Rows:

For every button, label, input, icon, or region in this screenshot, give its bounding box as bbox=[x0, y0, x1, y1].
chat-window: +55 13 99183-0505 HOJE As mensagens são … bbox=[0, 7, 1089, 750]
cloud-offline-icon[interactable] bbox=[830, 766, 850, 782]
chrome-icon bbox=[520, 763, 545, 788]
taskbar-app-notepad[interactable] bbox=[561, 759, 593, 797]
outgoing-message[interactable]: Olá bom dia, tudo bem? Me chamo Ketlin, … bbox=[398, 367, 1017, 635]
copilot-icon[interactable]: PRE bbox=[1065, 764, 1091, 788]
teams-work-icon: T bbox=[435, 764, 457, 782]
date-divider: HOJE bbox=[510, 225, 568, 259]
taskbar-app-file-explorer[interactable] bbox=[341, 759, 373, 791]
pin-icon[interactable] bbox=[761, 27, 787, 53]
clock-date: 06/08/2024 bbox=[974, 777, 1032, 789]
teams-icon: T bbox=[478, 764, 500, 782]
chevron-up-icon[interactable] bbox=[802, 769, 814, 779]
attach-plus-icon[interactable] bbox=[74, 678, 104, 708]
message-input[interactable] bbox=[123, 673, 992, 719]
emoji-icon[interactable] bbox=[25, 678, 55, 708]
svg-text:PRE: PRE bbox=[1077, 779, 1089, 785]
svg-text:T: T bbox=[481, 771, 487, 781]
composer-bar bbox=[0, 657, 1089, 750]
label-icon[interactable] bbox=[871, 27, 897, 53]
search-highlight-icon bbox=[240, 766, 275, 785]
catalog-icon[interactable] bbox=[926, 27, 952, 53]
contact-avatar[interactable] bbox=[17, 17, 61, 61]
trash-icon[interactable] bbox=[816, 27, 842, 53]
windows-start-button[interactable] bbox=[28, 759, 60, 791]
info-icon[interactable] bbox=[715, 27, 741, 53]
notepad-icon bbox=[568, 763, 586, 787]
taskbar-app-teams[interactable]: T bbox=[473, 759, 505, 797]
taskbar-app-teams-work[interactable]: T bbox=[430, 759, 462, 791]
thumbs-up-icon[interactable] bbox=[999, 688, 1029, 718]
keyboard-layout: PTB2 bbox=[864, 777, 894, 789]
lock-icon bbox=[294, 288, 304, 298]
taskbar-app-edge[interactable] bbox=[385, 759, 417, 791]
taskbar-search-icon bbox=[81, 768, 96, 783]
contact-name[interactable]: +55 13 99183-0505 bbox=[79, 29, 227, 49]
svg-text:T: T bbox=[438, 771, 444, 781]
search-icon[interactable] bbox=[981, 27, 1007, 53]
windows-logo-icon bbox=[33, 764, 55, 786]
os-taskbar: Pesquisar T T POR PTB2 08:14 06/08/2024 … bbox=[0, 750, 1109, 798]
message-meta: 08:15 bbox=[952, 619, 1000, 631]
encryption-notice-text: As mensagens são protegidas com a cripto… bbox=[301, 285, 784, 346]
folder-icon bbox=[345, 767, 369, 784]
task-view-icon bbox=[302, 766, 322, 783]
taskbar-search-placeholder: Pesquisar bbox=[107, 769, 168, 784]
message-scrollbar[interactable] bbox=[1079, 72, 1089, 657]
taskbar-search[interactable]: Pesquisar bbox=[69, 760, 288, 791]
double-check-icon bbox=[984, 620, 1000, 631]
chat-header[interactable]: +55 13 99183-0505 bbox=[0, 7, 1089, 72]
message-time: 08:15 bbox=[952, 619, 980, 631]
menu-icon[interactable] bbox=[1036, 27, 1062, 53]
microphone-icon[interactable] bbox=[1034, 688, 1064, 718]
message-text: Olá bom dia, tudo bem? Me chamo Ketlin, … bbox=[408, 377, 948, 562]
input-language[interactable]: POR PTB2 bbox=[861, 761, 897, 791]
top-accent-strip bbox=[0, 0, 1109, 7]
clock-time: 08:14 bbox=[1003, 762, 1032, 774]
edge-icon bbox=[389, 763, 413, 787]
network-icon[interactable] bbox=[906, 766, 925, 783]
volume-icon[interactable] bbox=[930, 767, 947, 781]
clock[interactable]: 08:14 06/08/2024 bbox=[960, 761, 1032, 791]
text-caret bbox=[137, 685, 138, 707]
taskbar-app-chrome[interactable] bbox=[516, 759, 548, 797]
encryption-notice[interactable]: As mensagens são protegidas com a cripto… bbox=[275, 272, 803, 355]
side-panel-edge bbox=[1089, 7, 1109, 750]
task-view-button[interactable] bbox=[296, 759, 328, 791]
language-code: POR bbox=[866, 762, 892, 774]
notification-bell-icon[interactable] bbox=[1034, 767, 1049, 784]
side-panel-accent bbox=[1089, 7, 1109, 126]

Exercise details: Retype the material from its first line through the line containing "cloud-offline-icon[interactable] bbox=[830, 766, 850, 782]", both included, and keep every character unchanged.

Solution to the problem:
For every button, label, input, icon, or region in this screenshot, give its bounding box as bbox=[x0, y0, x1, y1].
chat-window: +55 13 99183-0505 HOJE As mensagens são … bbox=[0, 7, 1089, 750]
cloud-offline-icon[interactable] bbox=[830, 766, 850, 782]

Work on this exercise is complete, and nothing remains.